● **Required task**
Output the full listing below exactly, without the pictures.

● **Extracted entries**
☆ ☆ ☆ ☆ ☆ ☆ ☆

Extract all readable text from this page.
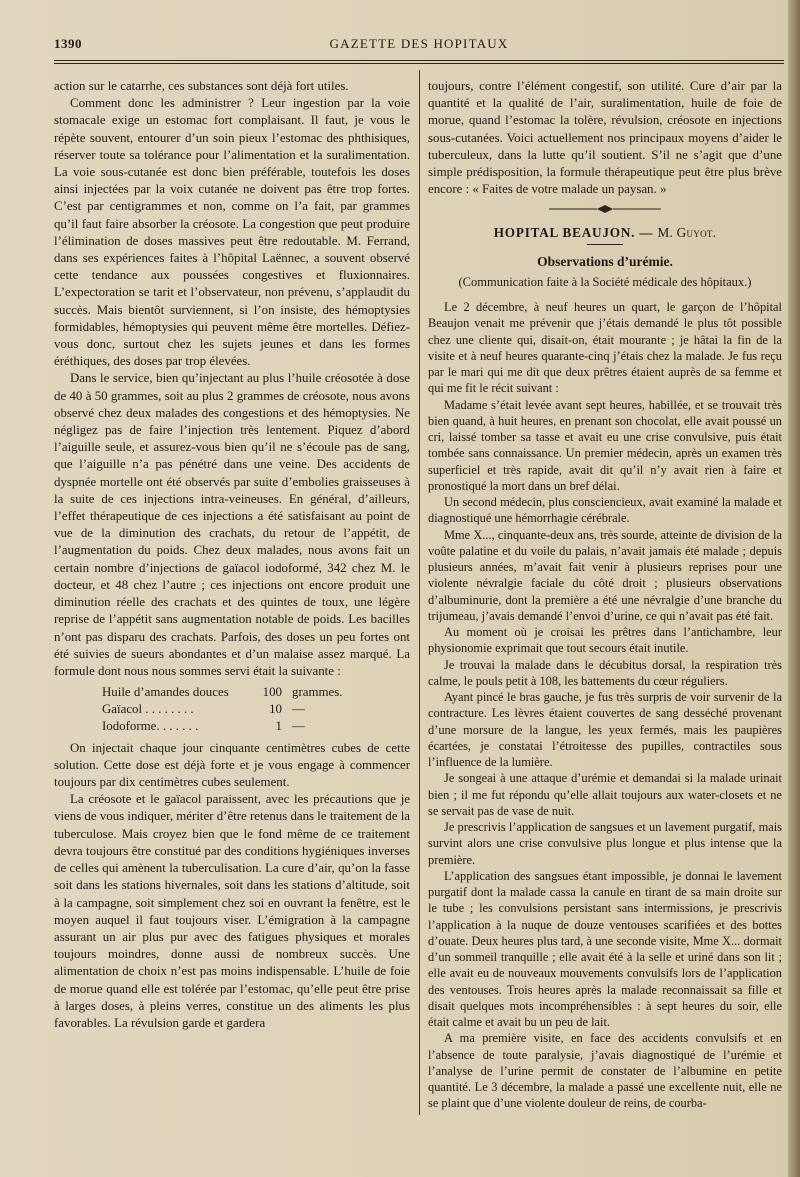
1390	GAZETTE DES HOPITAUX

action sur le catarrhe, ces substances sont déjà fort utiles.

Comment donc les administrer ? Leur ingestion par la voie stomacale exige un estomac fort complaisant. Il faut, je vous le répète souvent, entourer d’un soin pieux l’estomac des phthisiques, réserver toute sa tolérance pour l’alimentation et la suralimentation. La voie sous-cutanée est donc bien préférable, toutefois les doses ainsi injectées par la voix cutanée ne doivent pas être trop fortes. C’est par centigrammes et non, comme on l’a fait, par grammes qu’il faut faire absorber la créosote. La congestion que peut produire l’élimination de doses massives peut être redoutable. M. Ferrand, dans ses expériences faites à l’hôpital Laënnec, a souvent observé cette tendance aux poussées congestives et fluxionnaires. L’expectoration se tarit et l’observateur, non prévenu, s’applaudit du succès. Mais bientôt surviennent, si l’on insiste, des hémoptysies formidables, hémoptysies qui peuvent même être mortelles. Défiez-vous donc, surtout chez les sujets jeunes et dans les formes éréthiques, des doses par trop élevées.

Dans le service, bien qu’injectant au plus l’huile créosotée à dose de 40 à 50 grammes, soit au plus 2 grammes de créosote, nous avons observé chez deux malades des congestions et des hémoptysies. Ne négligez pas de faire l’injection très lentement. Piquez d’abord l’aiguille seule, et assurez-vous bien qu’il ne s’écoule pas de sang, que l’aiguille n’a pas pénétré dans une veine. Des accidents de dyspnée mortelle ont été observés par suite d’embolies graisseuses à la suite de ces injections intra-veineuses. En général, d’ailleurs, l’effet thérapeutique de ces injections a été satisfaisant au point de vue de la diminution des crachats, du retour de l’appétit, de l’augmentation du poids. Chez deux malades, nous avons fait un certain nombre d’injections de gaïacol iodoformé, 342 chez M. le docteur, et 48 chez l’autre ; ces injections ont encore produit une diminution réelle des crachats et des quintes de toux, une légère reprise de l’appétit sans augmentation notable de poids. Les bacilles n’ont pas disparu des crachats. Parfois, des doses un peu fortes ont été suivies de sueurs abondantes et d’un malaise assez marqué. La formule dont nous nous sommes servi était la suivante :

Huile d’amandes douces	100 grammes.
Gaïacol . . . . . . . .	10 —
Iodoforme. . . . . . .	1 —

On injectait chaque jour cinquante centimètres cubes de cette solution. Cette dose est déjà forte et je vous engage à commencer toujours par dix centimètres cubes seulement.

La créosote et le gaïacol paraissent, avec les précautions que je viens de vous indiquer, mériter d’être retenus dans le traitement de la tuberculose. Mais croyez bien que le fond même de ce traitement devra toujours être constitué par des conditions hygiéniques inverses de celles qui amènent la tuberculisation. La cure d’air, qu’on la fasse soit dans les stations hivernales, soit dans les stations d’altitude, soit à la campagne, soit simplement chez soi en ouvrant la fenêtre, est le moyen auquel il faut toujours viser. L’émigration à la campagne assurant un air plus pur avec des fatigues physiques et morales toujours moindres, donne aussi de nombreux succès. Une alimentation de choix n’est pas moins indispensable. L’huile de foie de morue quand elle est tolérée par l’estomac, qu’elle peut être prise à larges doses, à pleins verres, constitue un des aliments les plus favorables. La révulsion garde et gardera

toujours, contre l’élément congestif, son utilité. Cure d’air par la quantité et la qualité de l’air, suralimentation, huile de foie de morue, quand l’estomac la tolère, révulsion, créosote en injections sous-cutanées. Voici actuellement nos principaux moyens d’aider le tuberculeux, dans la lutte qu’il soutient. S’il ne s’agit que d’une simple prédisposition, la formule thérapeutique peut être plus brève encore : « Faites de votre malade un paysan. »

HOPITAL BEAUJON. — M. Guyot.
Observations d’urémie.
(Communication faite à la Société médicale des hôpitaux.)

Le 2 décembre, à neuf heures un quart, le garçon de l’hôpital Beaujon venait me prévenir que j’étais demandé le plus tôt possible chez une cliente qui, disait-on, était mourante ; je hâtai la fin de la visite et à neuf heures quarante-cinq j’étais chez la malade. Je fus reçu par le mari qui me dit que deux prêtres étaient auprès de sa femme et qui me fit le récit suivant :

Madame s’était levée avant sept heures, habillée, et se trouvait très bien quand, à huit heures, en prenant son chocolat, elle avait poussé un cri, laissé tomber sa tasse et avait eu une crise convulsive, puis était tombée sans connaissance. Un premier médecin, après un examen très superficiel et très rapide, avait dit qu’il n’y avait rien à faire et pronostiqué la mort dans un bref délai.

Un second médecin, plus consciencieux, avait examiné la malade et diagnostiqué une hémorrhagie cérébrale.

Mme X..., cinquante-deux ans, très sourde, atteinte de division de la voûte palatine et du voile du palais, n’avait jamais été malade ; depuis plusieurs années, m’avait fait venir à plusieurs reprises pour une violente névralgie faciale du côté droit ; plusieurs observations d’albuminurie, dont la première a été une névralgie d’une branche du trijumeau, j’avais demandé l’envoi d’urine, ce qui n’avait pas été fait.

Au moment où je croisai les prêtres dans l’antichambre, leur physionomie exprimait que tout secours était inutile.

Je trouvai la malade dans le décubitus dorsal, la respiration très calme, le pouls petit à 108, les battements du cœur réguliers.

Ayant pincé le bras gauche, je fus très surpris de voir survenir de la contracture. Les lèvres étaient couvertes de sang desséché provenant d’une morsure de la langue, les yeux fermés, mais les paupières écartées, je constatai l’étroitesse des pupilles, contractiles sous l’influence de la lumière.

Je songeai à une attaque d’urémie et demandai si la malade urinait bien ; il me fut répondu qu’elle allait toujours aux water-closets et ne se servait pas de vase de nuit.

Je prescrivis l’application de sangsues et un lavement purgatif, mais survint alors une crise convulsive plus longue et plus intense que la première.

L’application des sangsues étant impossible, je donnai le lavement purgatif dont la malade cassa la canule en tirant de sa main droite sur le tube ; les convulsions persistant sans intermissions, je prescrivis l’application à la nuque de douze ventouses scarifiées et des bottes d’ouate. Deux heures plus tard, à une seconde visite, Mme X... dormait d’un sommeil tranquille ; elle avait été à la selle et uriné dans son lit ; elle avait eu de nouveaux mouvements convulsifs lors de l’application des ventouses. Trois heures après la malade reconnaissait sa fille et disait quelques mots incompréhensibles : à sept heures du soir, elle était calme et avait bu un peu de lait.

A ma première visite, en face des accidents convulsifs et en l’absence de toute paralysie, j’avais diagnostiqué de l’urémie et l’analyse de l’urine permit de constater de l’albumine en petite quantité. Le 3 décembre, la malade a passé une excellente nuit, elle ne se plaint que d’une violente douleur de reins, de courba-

☆ ☆ ☆ ☆ ☆ ☆ ☆

● **Correct response**
Extract all readable text from this page.
1390	GAZETTE DES HOPITAUX

action sur le catarrhe, ces substances sont déjà fort utiles.

Comment donc les administrer ? Leur ingestion par la voie stomacale exige un estomac fort complaisant. Il faut, je vous le répète souvent, entourer d’un soin pieux l’estomac des phthisiques, réserver toute sa tolérance pour l’alimentation et la suralimentation. La voie sous-cutanée est donc bien préférable, toutefois les doses ainsi injectées par la voix cutanée ne doivent pas être trop fortes. C’est par centigrammes et non, comme on l’a fait, par grammes qu’il faut faire absorber la créosote. La congestion que peut produire l’élimination de doses massives peut être redoutable. M. Ferrand, dans ses expériences faites à l’hôpital Laënnec, a souvent observé cette tendance aux poussées congestives et fluxionnaires. L’expectoration se tarit et l’observateur, non prévenu, s’applaudit du succès. Mais bientôt surviennent, si l’on insiste, des hémoptysies formidables, hémoptysies qui peuvent même être mortelles. Défiez-vous donc, surtout chez les sujets jeunes et dans les formes éréthiques, des doses par trop élevées.

Dans le service, bien qu’injectant au plus l’huile créosotée à dose de 40 à 50 grammes, soit au plus 2 grammes de créosote, nous avons observé chez deux malades des congestions et des hémoptysies. Ne négligez pas de faire l’injection très lentement. Piquez d’abord l’aiguille seule, et assurez-vous bien qu’il ne s’écoule pas de sang, que l’aiguille n’a pas pénétré dans une veine. Des accidents de dyspnée mortelle ont été observés par suite d’embolies graisseuses à la suite de ces injections intra-veineuses. En général, d’ailleurs, l’effet thérapeutique de ces injections a été satisfaisant au point de vue de la diminution des crachats, du retour de l’appétit, de l’augmentation du poids. Chez deux malades, nous avons fait un certain nombre d’injections de gaïacol iodoformé, 342 chez M. le docteur, et 48 chez l’autre ; ces injections ont encore produit une diminution réelle des crachats et des quintes de toux, une légère reprise de l’appétit sans augmentation notable de poids. Les bacilles n’ont pas disparu des crachats. Parfois, des doses un peu fortes ont été suivies de sueurs abondantes et d’un malaise assez marqué. La formule dont nous nous sommes servi était la suivante :

Huile d’amandes douces	100 grammes.
Gaïacol . . . . . . . .	10 —
Iodoforme. . . . . . .	1 —

On injectait chaque jour cinquante centimètres cubes de cette solution. Cette dose est déjà forte et je vous engage à commencer toujours par dix centimètres cubes seulement.

La créosote et le gaïacol paraissent, avec les précautions que je viens de vous indiquer, mériter d’être retenus dans le traitement de la tuberculose. Mais croyez bien que le fond même de ce traitement devra toujours être constitué par des conditions hygiéniques inverses de celles qui amènent la tuberculisation. La cure d’air, qu’on la fasse soit dans les stations hivernales, soit dans les stations d’altitude, soit à la campagne, soit simplement chez soi en ouvrant la fenêtre, est le moyen auquel il faut toujours viser. L’émigration à la campagne assurant un air plus pur avec des fatigues physiques et morales toujours moindres, donne aussi de nombreux succès. Une alimentation de choix n’est pas moins indispensable. L’huile de foie de morue quand elle est tolérée par l’estomac, qu’elle peut être prise à larges doses, à pleins verres, constitue un des aliments les plus favorables. La révulsion garde et gardera

toujours, contre l’élément congestif, son utilité. Cure d’air par la quantité et la qualité de l’air, suralimentation, huile de foie de morue, quand l’estomac la tolère, révulsion, créosote en injections sous-cutanées. Voici actuellement nos principaux moyens d’aider le tuberculeux, dans la lutte qu’il soutient. S’il ne s’agit que d’une simple prédisposition, la formule thérapeutique peut être plus brève encore : « Faites de votre malade un paysan. »

HOPITAL BEAUJON. — M. Guyot.
Observations d’urémie.
(Communication faite à la Société médicale des hôpitaux.)

Le 2 décembre, à neuf heures un quart, le garçon de l’hôpital Beaujon venait me prévenir que j’étais demandé le plus tôt possible chez une cliente qui, disait-on, était mourante ; je hâtai la fin de la visite et à neuf heures quarante-cinq j’étais chez la malade. Je fus reçu par le mari qui me dit que deux prêtres étaient auprès de sa femme et qui me fit le récit suivant :

Madame s’était levée avant sept heures, habillée, et se trouvait très bien quand, à huit heures, en prenant son chocolat, elle avait poussé un cri, laissé tomber sa tasse et avait eu une crise convulsive, puis était tombée sans connaissance. Un premier médecin, après un examen très superficiel et très rapide, avait dit qu’il n’y avait rien à faire et pronostiqué la mort dans un bref délai.

Un second médecin, plus consciencieux, avait examiné la malade et diagnostiqué une hémorrhagie cérébrale.

Mme X..., cinquante-deux ans, très sourde, atteinte de division de la voûte palatine et du voile du palais, n’avait jamais été malade ; depuis plusieurs années, m’avait fait venir à plusieurs reprises pour une violente névralgie faciale du côté droit ; plusieurs observations d’albuminurie, dont la première a été une névralgie d’une branche du trijumeau, j’avais demandé l’envoi d’urine, ce qui n’avait pas été fait.

Au moment où je croisai les prêtres dans l’antichambre, leur physionomie exprimait que tout secours était inutile.

Je trouvai la malade dans le décubitus dorsal, la respiration très calme, le pouls petit à 108, les battements du cœur réguliers.

Ayant pincé le bras gauche, je fus très surpris de voir survenir de la contracture. Les lèvres étaient couvertes de sang desséché provenant d’une morsure de la langue, les yeux fermés, mais les paupières écartées, je constatai l’étroitesse des pupilles, contractiles sous l’influence de la lumière.

Je songeai à une attaque d’urémie et demandai si la malade urinait bien ; il me fut répondu qu’elle allait toujours aux water-closets et ne se servait pas de vase de nuit.

Je prescrivis l’application de sangsues et un lavement purgatif, mais survint alors une crise convulsive plus longue et plus intense que la première.

L’application des sangsues étant impossible, je donnai le lavement purgatif dont la malade cassa la canule en tirant de sa main droite sur le tube ; les convulsions persistant sans intermissions, je prescrivis l’application à la nuque de douze ventouses scarifiées et des bottes d’ouate. Deux heures plus tard, à une seconde visite, Mme X... dormait d’un sommeil tranquille ; elle avait été à la selle et uriné dans son lit ; elle avait eu de nouveaux mouvements convulsifs lors de l’application des ventouses. Trois heures après la malade reconnaissait sa fille et disait quelques mots incompréhensibles : à sept heures du soir, elle était calme et avait bu un peu de lait.

A ma première visite, en face des accidents convulsifs et en l’absence de toute paralysie, j’avais diagnostiqué de l’urémie et l’analyse de l’urine permit de constater de l’albumine en petite quantité. Le 3 décembre, la malade a passé une excellente nuit, elle ne se plaint que d’une violente douleur de reins, de courba-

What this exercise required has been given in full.